[Records from a data collection]
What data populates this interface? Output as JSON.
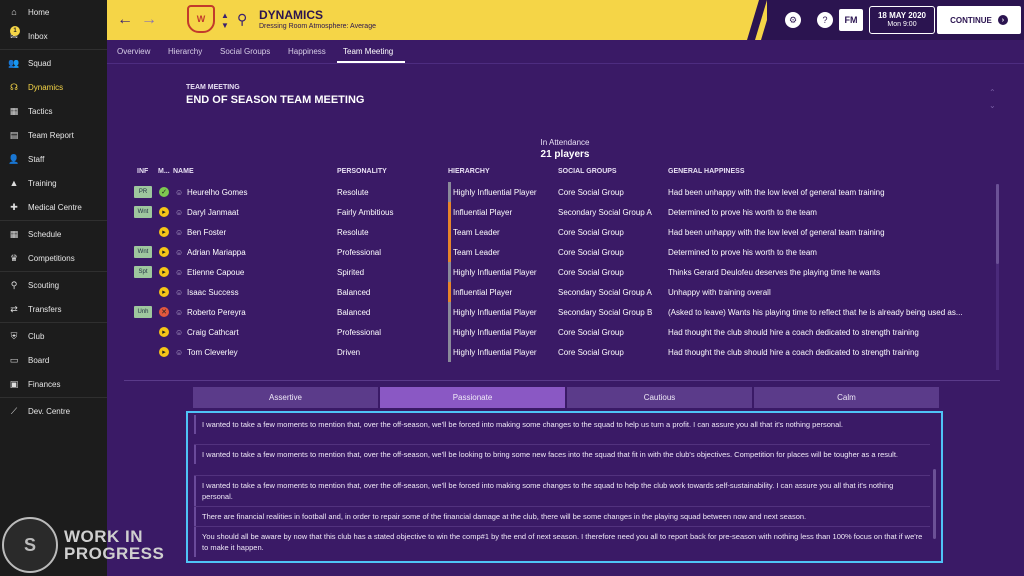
{
  "sidebar": {
    "items": [
      {
        "label": "Home",
        "icon": "home-icon",
        "glyph": "⌂"
      },
      {
        "label": "Inbox",
        "icon": "inbox-icon",
        "glyph": "✉",
        "badge": "1"
      },
      {
        "label": "Squad",
        "icon": "squad-icon",
        "glyph": "👥"
      },
      {
        "label": "Dynamics",
        "icon": "dynamics-icon",
        "glyph": "☊"
      },
      {
        "label": "Tactics",
        "icon": "tactics-icon",
        "glyph": "▦"
      },
      {
        "label": "Team Report",
        "icon": "team-report-icon",
        "glyph": "▤"
      },
      {
        "label": "Staff",
        "icon": "staff-icon",
        "glyph": "👤"
      },
      {
        "label": "Training",
        "icon": "training-icon",
        "glyph": "▲"
      },
      {
        "label": "Medical Centre",
        "icon": "medical-icon",
        "glyph": "✚"
      },
      {
        "label": "Schedule",
        "icon": "schedule-icon",
        "glyph": "▦"
      },
      {
        "label": "Competitions",
        "icon": "trophy-icon",
        "glyph": "♛"
      },
      {
        "label": "Scouting",
        "icon": "scouting-icon",
        "glyph": "⚲"
      },
      {
        "label": "Transfers",
        "icon": "transfers-icon",
        "glyph": "⇄"
      },
      {
        "label": "Club",
        "icon": "club-icon",
        "glyph": "⛨"
      },
      {
        "label": "Board",
        "icon": "board-icon",
        "glyph": "▭"
      },
      {
        "label": "Finances",
        "icon": "finances-icon",
        "glyph": "▣"
      },
      {
        "label": "Dev. Centre",
        "icon": "dev-centre-icon",
        "glyph": "⟋"
      }
    ],
    "active": "Dynamics"
  },
  "watermark": {
    "line1": "WORK IN",
    "line2": "PROGRESS"
  },
  "header": {
    "title": "DYNAMICS",
    "subtitle": "Dressing Room Atmosphere: Average",
    "fm_logo": "FM",
    "date": "18 MAY 2020",
    "time": "Mon 9:00",
    "continue_label": "CONTINUE"
  },
  "tabs": [
    "Overview",
    "Hierarchy",
    "Social Groups",
    "Happiness",
    "Team Meeting"
  ],
  "active_tab": "Team Meeting",
  "meeting": {
    "label": "TEAM MEETING",
    "title": "END OF SEASON TEAM MEETING",
    "attendance_label": "In Attendance",
    "attendance_count": "21 players"
  },
  "table": {
    "headers": {
      "inf": "INF",
      "m": "M...",
      "name": "NAME",
      "personality": "PERSONALITY",
      "hierarchy": "HIERARCHY",
      "social": "SOCIAL GROUPS",
      "happiness": "GENERAL HAPPINESS"
    },
    "rows": [
      {
        "inf": "PR",
        "morale": "good",
        "name": "Heurelho Gomes",
        "personality": "Resolute",
        "hierarchy": "Highly Influential Player",
        "social": "Core Social Group",
        "happiness": "Had been unhappy with the low level of general team training"
      },
      {
        "inf": "Wnt",
        "morale": "ok",
        "name": "Daryl Janmaat",
        "personality": "Fairly Ambitious",
        "hierarchy": "Influential Player",
        "social": "Secondary Social Group A",
        "happiness": "Determined to prove his worth to the team"
      },
      {
        "inf": "",
        "morale": "ok",
        "name": "Ben Foster",
        "personality": "Resolute",
        "hierarchy": "Team Leader",
        "social": "Core Social Group",
        "happiness": "Had been unhappy with the low level of general team training"
      },
      {
        "inf": "Wnt",
        "morale": "fine",
        "name": "Adrian Mariappa",
        "personality": "Professional",
        "hierarchy": "Team Leader",
        "social": "Core Social Group",
        "happiness": "Determined to prove his worth to the team"
      },
      {
        "inf": "Spt",
        "morale": "ok",
        "name": "Etienne Capoue",
        "personality": "Spirited",
        "hierarchy": "Highly Influential Player",
        "social": "Core Social Group",
        "happiness": "Thinks Gerard Deulofeu deserves the playing time he wants"
      },
      {
        "inf": "",
        "morale": "ok",
        "name": "Isaac Success",
        "personality": "Balanced",
        "hierarchy": "Influential Player",
        "social": "Secondary Social Group A",
        "happiness": "Unhappy with training overall"
      },
      {
        "inf": "Unh",
        "morale": "bad",
        "name": "Roberto Pereyra",
        "personality": "Balanced",
        "hierarchy": "Highly Influential Player",
        "social": "Secondary Social Group B",
        "happiness": "(Asked to leave) Wants his playing time to reflect that he is already being used as..."
      },
      {
        "inf": "",
        "morale": "fine",
        "name": "Craig Cathcart",
        "personality": "Professional",
        "hierarchy": "Highly Influential Player",
        "social": "Core Social Group",
        "happiness": "Had thought the club should hire a coach dedicated to strength training"
      },
      {
        "inf": "",
        "morale": "fine",
        "name": "Tom Cleverley",
        "personality": "Driven",
        "hierarchy": "Highly Influential Player",
        "social": "Core Social Group",
        "happiness": "Had thought the club should hire a coach dedicated to strength training"
      }
    ]
  },
  "tones": [
    "Assertive",
    "Passionate",
    "Cautious",
    "Calm"
  ],
  "active_tone": "Passionate",
  "options": [
    "I wanted to take a few moments to mention that, over the off-season, we'll be forced into making some changes to the squad to help us turn a profit. I can assure you all that it's nothing personal.",
    "I wanted to take a few moments to mention that, over the off-season, we'll be looking to bring some new faces into the squad that fit in with the club's objectives. Competition for places will be tougher as a result.",
    "I wanted to take a few moments to mention that, over the off-season, we'll be forced into making some changes to the squad to help the club work towards self-sustainability. I can assure you all that it's nothing personal.",
    "There are financial realities in football and, in order to repair some of the financial damage at the club, there will be some changes in the playing squad between now and next season.",
    "You should all be aware by now that this club has a stated objective to win the comp#1 by the end of next season. I therefore need you all to report back for pre-season with nothing less than 100% focus on that if we're to make it happen."
  ],
  "colors": {
    "accent": "#f5d547",
    "background": "#3a1a66",
    "selection": "#4fc3f7",
    "morale_good": "#7ec850",
    "morale_ok": "#f5c518",
    "morale_bad": "#e2583e"
  }
}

* _Given instruction_
Do not copy the pictures, but repeat every line exactly.

* _Solution_
What data populates this interface? Output as JSON.
{
  "sidebar": {
    "items": [
      {
        "label": "Home",
        "icon": "home-icon",
        "glyph": "⌂"
      },
      {
        "label": "Inbox",
        "icon": "inbox-icon",
        "glyph": "✉",
        "badge": "1"
      },
      {
        "label": "Squad",
        "icon": "squad-icon",
        "glyph": "👥"
      },
      {
        "label": "Dynamics",
        "icon": "dynamics-icon",
        "glyph": "☊"
      },
      {
        "label": "Tactics",
        "icon": "tactics-icon",
        "glyph": "▦"
      },
      {
        "label": "Team Report",
        "icon": "team-report-icon",
        "glyph": "▤"
      },
      {
        "label": "Staff",
        "icon": "staff-icon",
        "glyph": "👤"
      },
      {
        "label": "Training",
        "icon": "training-icon",
        "glyph": "▲"
      },
      {
        "label": "Medical Centre",
        "icon": "medical-icon",
        "glyph": "✚"
      },
      {
        "label": "Schedule",
        "icon": "schedule-icon",
        "glyph": "▦"
      },
      {
        "label": "Competitions",
        "icon": "trophy-icon",
        "glyph": "♛"
      },
      {
        "label": "Scouting",
        "icon": "scouting-icon",
        "glyph": "⚲"
      },
      {
        "label": "Transfers",
        "icon": "transfers-icon",
        "glyph": "⇄"
      },
      {
        "label": "Club",
        "icon": "club-icon",
        "glyph": "⛨"
      },
      {
        "label": "Board",
        "icon": "board-icon",
        "glyph": "▭"
      },
      {
        "label": "Finances",
        "icon": "finances-icon",
        "glyph": "▣"
      },
      {
        "label": "Dev. Centre",
        "icon": "dev-centre-icon",
        "glyph": "⟋"
      }
    ],
    "active": "Dynamics"
  },
  "watermark": {
    "line1": "WORK IN",
    "line2": "PROGRESS"
  },
  "header": {
    "title": "DYNAMICS",
    "subtitle": "Dressing Room Atmosphere: Average",
    "fm_logo": "FM",
    "date": "18 MAY 2020",
    "time": "Mon 9:00",
    "continue_label": "CONTINUE"
  },
  "tabs": [
    "Overview",
    "Hierarchy",
    "Social Groups",
    "Happiness",
    "Team Meeting"
  ],
  "active_tab": "Team Meeting",
  "meeting": {
    "label": "TEAM MEETING",
    "title": "END OF SEASON TEAM MEETING",
    "attendance_label": "In Attendance",
    "attendance_count": "21 players"
  },
  "table": {
    "headers": {
      "inf": "INF",
      "m": "M...",
      "name": "NAME",
      "personality": "PERSONALITY",
      "hierarchy": "HIERARCHY",
      "social": "SOCIAL GROUPS",
      "happiness": "GENERAL HAPPINESS"
    },
    "rows": [
      {
        "inf": "PR",
        "morale": "good",
        "name": "Heurelho Gomes",
        "personality": "Resolute",
        "hierarchy": "Highly Influential Player",
        "social": "Core Social Group",
        "happiness": "Had been unhappy with the low level of general team training"
      },
      {
        "inf": "Wnt",
        "morale": "ok",
        "name": "Daryl Janmaat",
        "personality": "Fairly Ambitious",
        "hierarchy": "Influential Player",
        "social": "Secondary Social Group A",
        "happiness": "Determined to prove his worth to the team"
      },
      {
        "inf": "",
        "morale": "ok",
        "name": "Ben Foster",
        "personality": "Resolute",
        "hierarchy": "Team Leader",
        "social": "Core Social Group",
        "happiness": "Had been unhappy with the low level of general team training"
      },
      {
        "inf": "Wnt",
        "morale": "fine",
        "name": "Adrian Mariappa",
        "personality": "Professional",
        "hierarchy": "Team Leader",
        "social": "Core Social Group",
        "happiness": "Determined to prove his worth to the team"
      },
      {
        "inf": "Spt",
        "morale": "ok",
        "name": "Etienne Capoue",
        "personality": "Spirited",
        "hierarchy": "Highly Influential Player",
        "social": "Core Social Group",
        "happiness": "Thinks Gerard Deulofeu deserves the playing time he wants"
      },
      {
        "inf": "",
        "morale": "ok",
        "name": "Isaac Success",
        "personality": "Balanced",
        "hierarchy": "Influential Player",
        "social": "Secondary Social Group A",
        "happiness": "Unhappy with training overall"
      },
      {
        "inf": "Unh",
        "morale": "bad",
        "name": "Roberto Pereyra",
        "personality": "Balanced",
        "hierarchy": "Highly Influential Player",
        "social": "Secondary Social Group B",
        "happiness": "(Asked to leave) Wants his playing time to reflect that he is already being used as..."
      },
      {
        "inf": "",
        "morale": "fine",
        "name": "Craig Cathcart",
        "personality": "Professional",
        "hierarchy": "Highly Influential Player",
        "social": "Core Social Group",
        "happiness": "Had thought the club should hire a coach dedicated to strength training"
      },
      {
        "inf": "",
        "morale": "fine",
        "name": "Tom Cleverley",
        "personality": "Driven",
        "hierarchy": "Highly Influential Player",
        "social": "Core Social Group",
        "happiness": "Had thought the club should hire a coach dedicated to strength training"
      }
    ]
  },
  "tones": [
    "Assertive",
    "Passionate",
    "Cautious",
    "Calm"
  ],
  "active_tone": "Passionate",
  "options": [
    "I wanted to take a few moments to mention that, over the off-season, we'll be forced into making some changes to the squad to help us turn a profit. I can assure you all that it's nothing personal.",
    "I wanted to take a few moments to mention that, over the off-season, we'll be looking to bring some new faces into the squad that fit in with the club's objectives. Competition for places will be tougher as a result.",
    "I wanted to take a few moments to mention that, over the off-season, we'll be forced into making some changes to the squad to help the club work towards self-sustainability. I can assure you all that it's nothing personal.",
    "There are financial realities in football and, in order to repair some of the financial damage at the club, there will be some changes in the playing squad between now and next season.",
    "You should all be aware by now that this club has a stated objective to win the comp#1 by the end of next season. I therefore need you all to report back for pre-season with nothing less than 100% focus on that if we're to make it happen."
  ],
  "colors": {
    "accent": "#f5d547",
    "background": "#3a1a66",
    "selection": "#4fc3f7",
    "morale_good": "#7ec850",
    "morale_ok": "#f5c518",
    "morale_bad": "#e2583e"
  }
}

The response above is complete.